# Start of AVAILABLE DATA

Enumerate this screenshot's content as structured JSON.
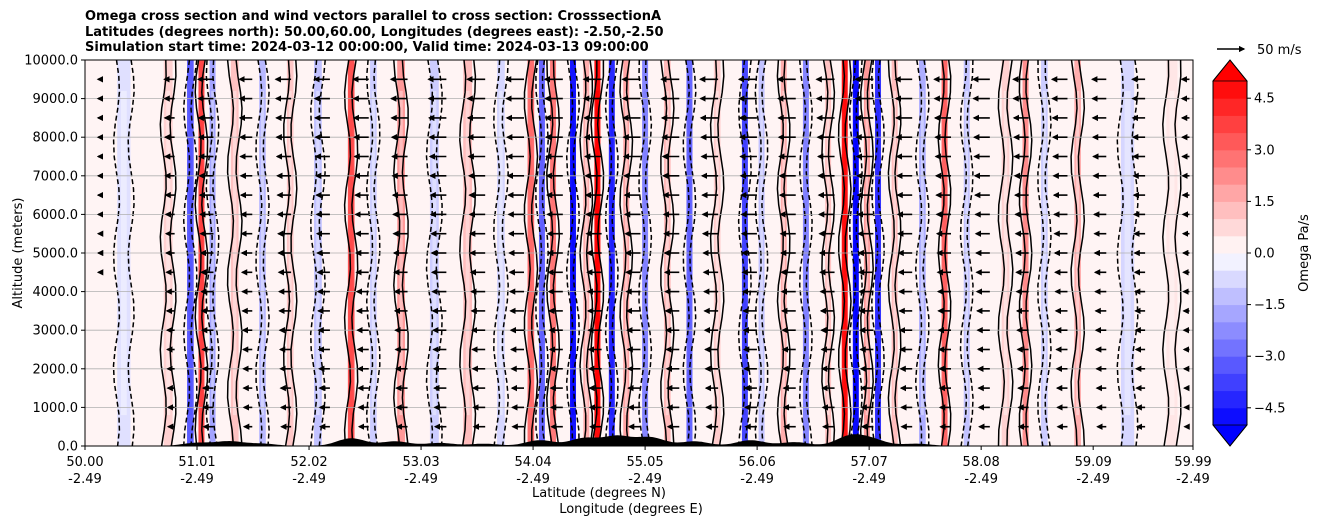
{
  "chart_data": {
    "type": "heatmap",
    "title_lines": [
      "Omega cross section and wind vectors parallel to cross section: CrosssectionA",
      "Latitudes (degrees north): 50.00,60.00, Longitudes (degrees east): -2.50,-2.50",
      "Simulation start time: 2024-03-12 00:00:00, Valid time: 2024-03-13 09:00:00"
    ],
    "ylabel": "Altitude (meters)",
    "xlabel_lat": "Latitude (degrees N)",
    "xlabel_lon": "Longitude (degrees E)",
    "xlim": [
      50.0,
      59.99
    ],
    "ylim": [
      0,
      10000
    ],
    "x_ticks": [
      {
        "lat": "50.00",
        "lon": "-2.49",
        "value": 50.0
      },
      {
        "lat": "51.01",
        "lon": "-2.49",
        "value": 51.01
      },
      {
        "lat": "52.02",
        "lon": "-2.49",
        "value": 52.02
      },
      {
        "lat": "53.03",
        "lon": "-2.49",
        "value": 53.03
      },
      {
        "lat": "54.04",
        "lon": "-2.49",
        "value": 54.04
      },
      {
        "lat": "55.05",
        "lon": "-2.49",
        "value": 55.05
      },
      {
        "lat": "56.06",
        "lon": "-2.49",
        "value": 56.06
      },
      {
        "lat": "57.07",
        "lon": "-2.49",
        "value": 57.07
      },
      {
        "lat": "58.08",
        "lon": "-2.49",
        "value": 58.08
      },
      {
        "lat": "59.09",
        "lon": "-2.49",
        "value": 59.09
      },
      {
        "lat": "59.99",
        "lon": "-2.49",
        "value": 59.99
      }
    ],
    "y_ticks": [
      {
        "label": "0.0",
        "value": 0
      },
      {
        "label": "1000.0",
        "value": 1000
      },
      {
        "label": "2000.0",
        "value": 2000
      },
      {
        "label": "3000.0",
        "value": 3000
      },
      {
        "label": "4000.0",
        "value": 4000
      },
      {
        "label": "5000.0",
        "value": 5000
      },
      {
        "label": "6000.0",
        "value": 6000
      },
      {
        "label": "7000.0",
        "value": 7000
      },
      {
        "label": "8000.0",
        "value": 8000
      },
      {
        "label": "9000.0",
        "value": 9000
      },
      {
        "label": "10000.0",
        "value": 10000
      }
    ],
    "colorbar": {
      "label": "Omega Pa/s",
      "vmin": -5.0,
      "vmax": 5.0,
      "ticks": [
        {
          "label": "4.5",
          "value": 4.5
        },
        {
          "label": "3.0",
          "value": 3.0
        },
        {
          "label": "1.5",
          "value": 1.5
        },
        {
          "label": "0.0",
          "value": 0.0
        },
        {
          "label": "−1.5",
          "value": -1.5
        },
        {
          "label": "−3.0",
          "value": -3.0
        },
        {
          "label": "−4.5",
          "value": -4.5
        }
      ]
    },
    "quiver_key": {
      "label": "50 m/s",
      "value": 50
    },
    "omega_bands": [
      {
        "lat": 50.35,
        "value": -0.6,
        "width": 0.12
      },
      {
        "lat": 50.75,
        "value": 0.9,
        "width": 0.08
      },
      {
        "lat": 50.95,
        "value": -3.2,
        "width": 0.06
      },
      {
        "lat": 51.05,
        "value": 3.6,
        "width": 0.05
      },
      {
        "lat": 51.15,
        "value": -1.8,
        "width": 0.05
      },
      {
        "lat": 51.35,
        "value": 1.2,
        "width": 0.07
      },
      {
        "lat": 51.6,
        "value": -1.4,
        "width": 0.06
      },
      {
        "lat": 51.85,
        "value": 1.1,
        "width": 0.06
      },
      {
        "lat": 52.1,
        "value": -1.2,
        "width": 0.07
      },
      {
        "lat": 52.4,
        "value": 3.4,
        "width": 0.06
      },
      {
        "lat": 52.6,
        "value": -1.0,
        "width": 0.06
      },
      {
        "lat": 52.85,
        "value": 2.0,
        "width": 0.07
      },
      {
        "lat": 53.15,
        "value": -1.0,
        "width": 0.08
      },
      {
        "lat": 53.45,
        "value": 1.3,
        "width": 0.08
      },
      {
        "lat": 53.75,
        "value": -0.8,
        "width": 0.07
      },
      {
        "lat": 54.02,
        "value": 2.8,
        "width": 0.06
      },
      {
        "lat": 54.12,
        "value": -3.0,
        "width": 0.04
      },
      {
        "lat": 54.22,
        "value": 2.6,
        "width": 0.05
      },
      {
        "lat": 54.4,
        "value": -4.6,
        "width": 0.05
      },
      {
        "lat": 54.52,
        "value": 1.6,
        "width": 0.04
      },
      {
        "lat": 54.62,
        "value": 4.8,
        "width": 0.05
      },
      {
        "lat": 54.75,
        "value": -4.2,
        "width": 0.04
      },
      {
        "lat": 54.88,
        "value": 1.8,
        "width": 0.05
      },
      {
        "lat": 55.05,
        "value": -2.4,
        "width": 0.05
      },
      {
        "lat": 55.25,
        "value": 1.4,
        "width": 0.06
      },
      {
        "lat": 55.45,
        "value": -3.0,
        "width": 0.05
      },
      {
        "lat": 55.7,
        "value": 1.0,
        "width": 0.06
      },
      {
        "lat": 55.95,
        "value": -3.6,
        "width": 0.04
      },
      {
        "lat": 56.1,
        "value": -1.2,
        "width": 0.05
      },
      {
        "lat": 56.3,
        "value": 1.6,
        "width": 0.05
      },
      {
        "lat": 56.5,
        "value": -2.4,
        "width": 0.05
      },
      {
        "lat": 56.7,
        "value": 1.2,
        "width": 0.05
      },
      {
        "lat": 56.85,
        "value": 4.6,
        "width": 0.04
      },
      {
        "lat": 56.95,
        "value": -4.8,
        "width": 0.04
      },
      {
        "lat": 57.05,
        "value": 2.0,
        "width": 0.04
      },
      {
        "lat": 57.15,
        "value": -4.0,
        "width": 0.04
      },
      {
        "lat": 57.3,
        "value": 1.3,
        "width": 0.05
      },
      {
        "lat": 57.55,
        "value": -1.6,
        "width": 0.06
      },
      {
        "lat": 57.75,
        "value": 3.0,
        "width": 0.04
      },
      {
        "lat": 57.95,
        "value": -1.2,
        "width": 0.05
      },
      {
        "lat": 58.3,
        "value": 0.9,
        "width": 0.07
      },
      {
        "lat": 58.48,
        "value": 2.2,
        "width": 0.05
      },
      {
        "lat": 58.65,
        "value": -1.0,
        "width": 0.06
      },
      {
        "lat": 58.95,
        "value": 1.6,
        "width": 0.06
      },
      {
        "lat": 59.4,
        "value": -0.8,
        "width": 0.12
      },
      {
        "lat": 59.8,
        "value": 0.5,
        "width": 0.1
      }
    ],
    "wind_columns": [
      {
        "lat": 50.02,
        "scale": 0.05
      },
      {
        "lat": 50.7,
        "scale": 0.4
      },
      {
        "lat": 51.05,
        "scale": 0.6
      },
      {
        "lat": 51.4,
        "scale": 0.5
      },
      {
        "lat": 51.75,
        "scale": 0.6
      },
      {
        "lat": 52.1,
        "scale": 0.6
      },
      {
        "lat": 52.45,
        "scale": 0.6
      },
      {
        "lat": 52.8,
        "scale": 0.65
      },
      {
        "lat": 53.15,
        "scale": 0.7
      },
      {
        "lat": 53.5,
        "scale": 0.7
      },
      {
        "lat": 53.85,
        "scale": 0.7
      },
      {
        "lat": 54.2,
        "scale": 0.7
      },
      {
        "lat": 54.55,
        "scale": 0.7
      },
      {
        "lat": 54.9,
        "scale": 0.7
      },
      {
        "lat": 55.25,
        "scale": 0.7
      },
      {
        "lat": 55.6,
        "scale": 0.7
      },
      {
        "lat": 55.95,
        "scale": 0.7
      },
      {
        "lat": 56.3,
        "scale": 0.7
      },
      {
        "lat": 56.65,
        "scale": 0.7
      },
      {
        "lat": 57.0,
        "scale": 0.7
      },
      {
        "lat": 57.35,
        "scale": 0.65
      },
      {
        "lat": 57.7,
        "scale": 0.65
      },
      {
        "lat": 58.05,
        "scale": 0.65
      },
      {
        "lat": 58.4,
        "scale": 0.6
      },
      {
        "lat": 58.75,
        "scale": 0.6
      },
      {
        "lat": 59.1,
        "scale": 0.55
      },
      {
        "lat": 59.45,
        "scale": 0.5
      },
      {
        "lat": 59.85,
        "scale": 0.3
      }
    ],
    "wind_levels": [
      9500,
      9000,
      8500,
      8000,
      7500,
      7000,
      6500,
      6000,
      5500,
      5000,
      4500,
      4000,
      3500,
      3000,
      2500,
      2000,
      1500,
      1000,
      500
    ]
  }
}
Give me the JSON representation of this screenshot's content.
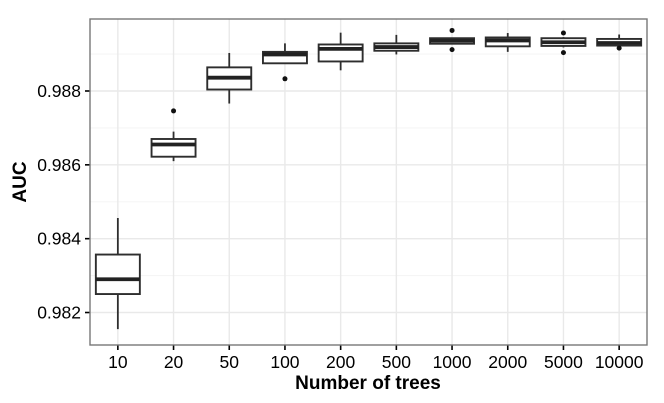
{
  "chart_data": {
    "type": "boxplot",
    "title": "",
    "xlabel": "Number of trees",
    "ylabel": "AUC",
    "categories": [
      "10",
      "20",
      "50",
      "100",
      "200",
      "500",
      "1000",
      "2000",
      "5000",
      "10000"
    ],
    "y_ticks": [
      0.982,
      0.984,
      0.986,
      0.988
    ],
    "y_tick_labels": [
      "0.982",
      "0.984",
      "0.986",
      "0.988"
    ],
    "y_minor_gridlines": [
      0.983,
      0.985,
      0.987,
      0.989
    ],
    "ylim": [
      0.98112,
      0.98995
    ],
    "grid": "major-and-minor",
    "legend": "none",
    "boxes": [
      {
        "category": "10",
        "whisker_low": 0.98155,
        "q1": 0.9825,
        "median": 0.9829,
        "q3": 0.98357,
        "whisker_high": 0.98456,
        "outliers": []
      },
      {
        "category": "20",
        "whisker_low": 0.9861,
        "q1": 0.98622,
        "median": 0.98655,
        "q3": 0.9867,
        "whisker_high": 0.9869,
        "outliers": [
          0.98746
        ]
      },
      {
        "category": "50",
        "whisker_low": 0.98766,
        "q1": 0.98804,
        "median": 0.98836,
        "q3": 0.98864,
        "whisker_high": 0.98903,
        "outliers": []
      },
      {
        "category": "100",
        "whisker_low": 0.98875,
        "q1": 0.98875,
        "median": 0.98899,
        "q3": 0.98906,
        "whisker_high": 0.98929,
        "outliers": [
          0.98833
        ]
      },
      {
        "category": "200",
        "whisker_low": 0.98856,
        "q1": 0.9888,
        "median": 0.98914,
        "q3": 0.98926,
        "whisker_high": 0.98958,
        "outliers": []
      },
      {
        "category": "500",
        "whisker_low": 0.98899,
        "q1": 0.98909,
        "median": 0.98919,
        "q3": 0.98929,
        "whisker_high": 0.98952,
        "outliers": []
      },
      {
        "category": "1000",
        "whisker_low": 0.98928,
        "q1": 0.98928,
        "median": 0.98936,
        "q3": 0.98943,
        "whisker_high": 0.98943,
        "outliers": [
          0.98964,
          0.98912
        ]
      },
      {
        "category": "2000",
        "whisker_low": 0.98906,
        "q1": 0.98921,
        "median": 0.98937,
        "q3": 0.98945,
        "whisker_high": 0.98957,
        "outliers": []
      },
      {
        "category": "5000",
        "whisker_low": 0.98918,
        "q1": 0.98922,
        "median": 0.98932,
        "q3": 0.98943,
        "whisker_high": 0.98946,
        "outliers": [
          0.98957,
          0.98904
        ]
      },
      {
        "category": "10000",
        "whisker_low": 0.98923,
        "q1": 0.98923,
        "median": 0.9893,
        "q3": 0.98941,
        "whisker_high": 0.98953,
        "outliers": [
          0.98916
        ]
      }
    ]
  },
  "style": {
    "background": "#ffffff",
    "panel_background": "#ffffff",
    "panel_border": "#777777",
    "grid_major": "#e9e9e9",
    "grid_minor": "#f5f5f5",
    "box_stroke": "#2e2e2e",
    "box_fill": "#ffffff",
    "median_stroke": "#222222",
    "outlier_color": "#111111",
    "tick_color": "#000000",
    "text_color": "#000000"
  }
}
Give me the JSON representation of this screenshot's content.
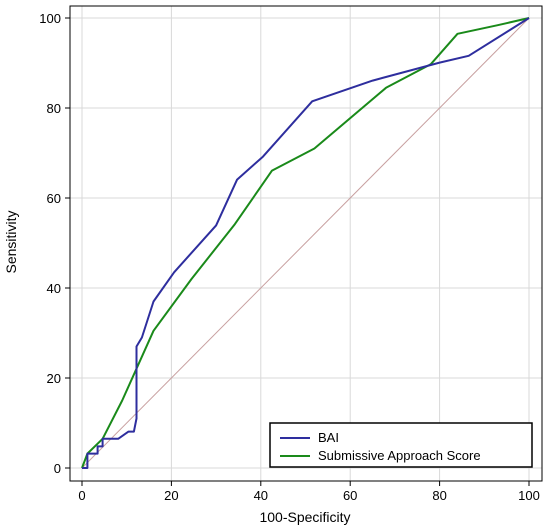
{
  "chart_data": {
    "type": "line",
    "title": "",
    "xlabel": "100-Specificity",
    "ylabel": "Sensitivity",
    "xlim": [
      0,
      100
    ],
    "ylim": [
      0,
      100
    ],
    "x_ticks": [
      "0",
      "20",
      "40",
      "60",
      "80",
      "100"
    ],
    "y_ticks": [
      "0",
      "20",
      "40",
      "60",
      "80",
      "100"
    ],
    "grid": true,
    "legend_position": "bottom-right",
    "series": [
      {
        "name": "BAI",
        "color": "#2e2e9e",
        "points": [
          [
            0,
            0
          ],
          [
            1.2,
            0
          ],
          [
            1.2,
            1.6
          ],
          [
            1.2,
            3.2
          ],
          [
            3.5,
            3.2
          ],
          [
            3.5,
            4.8
          ],
          [
            4.6,
            4.8
          ],
          [
            4.6,
            6.5
          ],
          [
            8.1,
            6.5
          ],
          [
            10.4,
            8.1
          ],
          [
            11.6,
            8.1
          ],
          [
            12.2,
            11
          ],
          [
            12.2,
            27
          ],
          [
            13.4,
            29
          ],
          [
            16,
            37
          ],
          [
            20.6,
            43.5
          ],
          [
            30,
            53.9
          ],
          [
            34.7,
            64.1
          ],
          [
            40.5,
            69.2
          ],
          [
            51.5,
            81.5
          ],
          [
            65,
            86.1
          ],
          [
            80,
            90.1
          ],
          [
            86.5,
            91.6
          ],
          [
            100,
            100
          ]
        ]
      },
      {
        "name": "Submissive Approach Score",
        "color": "#1a8a1a",
        "points": [
          [
            0,
            0
          ],
          [
            1.2,
            3.2
          ],
          [
            4.6,
            6.5
          ],
          [
            9,
            15
          ],
          [
            16,
            30.5
          ],
          [
            24.5,
            42
          ],
          [
            34.2,
            54.2
          ],
          [
            42.5,
            66.1
          ],
          [
            52,
            71
          ],
          [
            68,
            84.5
          ],
          [
            78,
            89.7
          ],
          [
            84,
            96.5
          ],
          [
            93,
            98.4
          ],
          [
            100,
            100
          ]
        ]
      },
      {
        "name": "",
        "color": "#c8a0a0",
        "points": [
          [
            0,
            0
          ],
          [
            100,
            100
          ]
        ]
      }
    ]
  }
}
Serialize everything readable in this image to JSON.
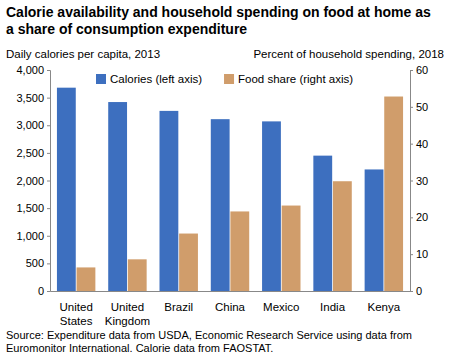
{
  "chart_data": {
    "type": "bar",
    "title": "Calorie availability and household spending on food at home as a share of consumption expenditure",
    "ylabel": "Daily calories per capita, 2013",
    "y2label": "Percent of household spending, 2018",
    "note": "Source: Expenditure data from USDA, Economic Research Service using data from Euromonitor International. Calorie data from FAOSTAT.",
    "categories": [
      "United States",
      "United Kingdom",
      "Brazil",
      "China",
      "Mexico",
      "India",
      "Kenya"
    ],
    "series": [
      {
        "name": "Calories (left axis)",
        "color": "#3d6fbf",
        "values": [
          3680,
          3420,
          3260,
          3110,
          3070,
          2450,
          2200
        ]
      },
      {
        "name": "Food share (right axis)",
        "color": "#d09d6b",
        "axis": "y2",
        "values": [
          6.4,
          8.6,
          15.6,
          21.6,
          23.2,
          29.8,
          52.8
        ]
      }
    ],
    "ylim": [
      0,
      4000
    ],
    "yticks": [
      0,
      500,
      {
        "value": 1000,
        "label": "1,000"
      },
      {
        "value": 1500,
        "label": "1,500"
      },
      {
        "value": 2000,
        "label": "2,000"
      },
      {
        "value": 2500,
        "label": "2,500"
      },
      {
        "value": 3000,
        "label": "3,000"
      },
      {
        "value": 3500,
        "label": "3,500"
      },
      {
        "value": 4000,
        "label": "4,000"
      }
    ],
    "y2lim": [
      0,
      60
    ],
    "y2ticks": [
      0,
      10,
      20,
      30,
      40,
      50,
      60
    ],
    "grid": false,
    "legend": "top"
  }
}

# End of AVAILABLE DATA

▶ [WHAT YOU HAVE TO DO] For each line of the entries that includes "household", show that line.

▶ [CORRECT RESPONSE]
    "title": "Calorie availability and household spending on food at home as a share of consumption expenditure",
    "y2label": "Percent of household spending, 2018",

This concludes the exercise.